What to do »
Extract all records. Keep each one exact.

Data supplied »

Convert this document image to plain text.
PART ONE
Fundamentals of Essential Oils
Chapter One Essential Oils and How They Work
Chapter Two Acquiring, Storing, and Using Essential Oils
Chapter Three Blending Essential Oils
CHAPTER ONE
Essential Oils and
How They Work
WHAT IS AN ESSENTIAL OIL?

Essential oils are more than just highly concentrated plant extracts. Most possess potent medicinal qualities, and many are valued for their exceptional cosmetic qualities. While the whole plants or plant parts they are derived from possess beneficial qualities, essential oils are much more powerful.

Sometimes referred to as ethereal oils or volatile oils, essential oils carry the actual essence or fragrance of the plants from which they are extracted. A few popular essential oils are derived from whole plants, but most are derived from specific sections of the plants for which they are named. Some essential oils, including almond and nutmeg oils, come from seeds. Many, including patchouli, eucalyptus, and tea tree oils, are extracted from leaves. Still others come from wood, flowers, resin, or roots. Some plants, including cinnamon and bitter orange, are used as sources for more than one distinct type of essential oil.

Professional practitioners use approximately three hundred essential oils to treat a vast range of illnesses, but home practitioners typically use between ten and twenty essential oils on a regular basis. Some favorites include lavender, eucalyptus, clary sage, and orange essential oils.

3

Full response »
Convert this document image to plain text.
PART ONE
Fundamentals of Essential Oils
Chapter One Essential Oils and How They Work
Chapter Two Acquiring, Storing, and Using Essential Oils
Chapter Three Blending Essential Oils
CHAPTER ONE
Essential Oils and
How They Work
WHAT IS AN ESSENTIAL OIL?

Essential oils are more than just highly concentrated plant extracts. Most possess potent medicinal qualities, and many are valued for their exceptional cosmetic qualities. While the whole plants or plant parts they are derived from possess beneficial qualities, essential oils are much more powerful.

Sometimes referred to as ethereal oils or volatile oils, essential oils carry the actual essence or fragrance of the plants from which they are extracted. A few popular essential oils are derived from whole plants, but most are derived from specific sections of the plants for which they are named. Some essential oils, including almond and nutmeg oils, come from seeds. Many, including patchouli, eucalyptus, and tea tree oils, are extracted from leaves. Still others come from wood, flowers, resin, or roots. Some plants, including cinnamon and bitter orange, are used as sources for more than one distinct type of essential oil.

Professional practitioners use approximately three hundred essential oils to treat a vast range of illnesses, but home practitioners typically use between ten and twenty essential oils on a regular basis. Some favorites include lavender, eucalyptus, clary sage, and orange essential oils.

3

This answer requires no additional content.